#### [WORK REQUIRED]
Rewrite the records from their start up to and including the line with "The control unit 8 is at (144, 224).", replacing "top view" with "plan view" and leaving everything else unchanged. Leave the pictures out of your answer.

#### [STORED RECORDS]
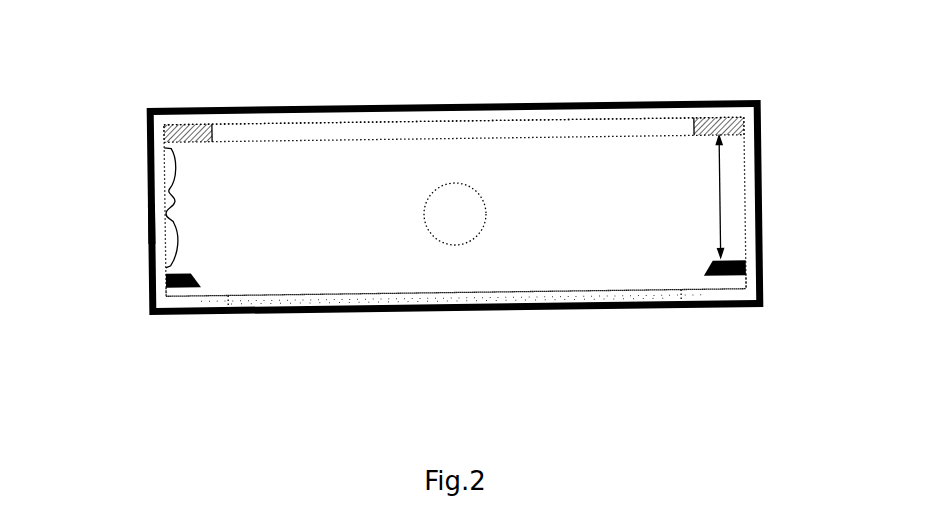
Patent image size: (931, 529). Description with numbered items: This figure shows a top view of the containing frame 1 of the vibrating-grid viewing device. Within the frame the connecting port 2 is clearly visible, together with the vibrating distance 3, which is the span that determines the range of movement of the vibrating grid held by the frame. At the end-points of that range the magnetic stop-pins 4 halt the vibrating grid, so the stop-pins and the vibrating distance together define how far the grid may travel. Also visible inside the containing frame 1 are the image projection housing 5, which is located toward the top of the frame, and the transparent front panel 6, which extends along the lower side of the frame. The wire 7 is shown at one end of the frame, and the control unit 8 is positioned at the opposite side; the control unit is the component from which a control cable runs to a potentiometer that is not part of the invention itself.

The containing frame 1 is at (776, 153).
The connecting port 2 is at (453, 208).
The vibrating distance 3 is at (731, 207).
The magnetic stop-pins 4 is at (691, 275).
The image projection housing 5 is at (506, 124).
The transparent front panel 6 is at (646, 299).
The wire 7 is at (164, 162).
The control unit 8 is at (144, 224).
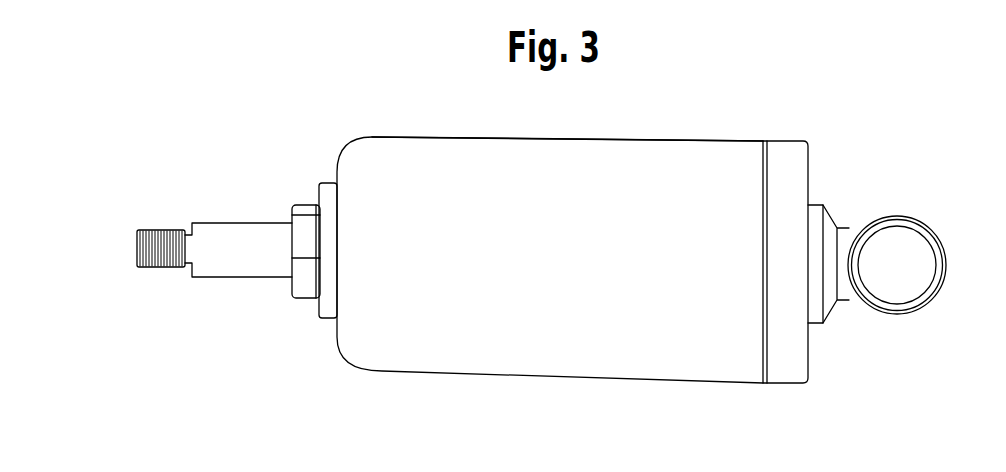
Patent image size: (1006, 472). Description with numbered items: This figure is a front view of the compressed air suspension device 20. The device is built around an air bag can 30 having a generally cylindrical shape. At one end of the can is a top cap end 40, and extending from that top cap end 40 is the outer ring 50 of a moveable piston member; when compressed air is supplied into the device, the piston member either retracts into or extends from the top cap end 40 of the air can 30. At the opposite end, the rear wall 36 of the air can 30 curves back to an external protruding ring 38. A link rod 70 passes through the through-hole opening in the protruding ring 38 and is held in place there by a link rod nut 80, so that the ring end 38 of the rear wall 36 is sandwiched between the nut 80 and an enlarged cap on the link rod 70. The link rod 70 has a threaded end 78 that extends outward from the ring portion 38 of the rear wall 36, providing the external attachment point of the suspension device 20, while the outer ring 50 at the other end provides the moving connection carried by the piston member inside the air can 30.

#### [EXERCISE ANSWER]
Patent image size: (931, 529). Description with numbered items: This figure shows a plan view of the containing frame 1 of the vibrating-grid viewing device. Within the frame the connecting port 2 is clearly visible, together with the vibrating distance 3, which is the span that determines the range of movement of the vibrating grid held by the frame. At the end-points of that range the magnetic stop-pins 4 halt the vibrating grid, so the stop-pins and the vibrating distance together define how far the grid may travel. Also visible inside the containing frame 1 are the image projection housing 5, which is located toward the top of the frame, and the transparent front panel 6, which extends along the lower side of the frame. The wire 7 is shown at one end of the frame, and the control unit 8 is positioned at the opposite side; the control unit is the component from which a control cable runs to a potentiometer that is not part of the invention itself.

The containing frame 1 is at (776, 153).
The connecting port 2 is at (453, 208).
The vibrating distance 3 is at (731, 207).
The magnetic stop-pins 4 is at (691, 275).
The image projection housing 5 is at (506, 124).
The transparent front panel 6 is at (646, 299).
The wire 7 is at (164, 162).
The control unit 8 is at (144, 224).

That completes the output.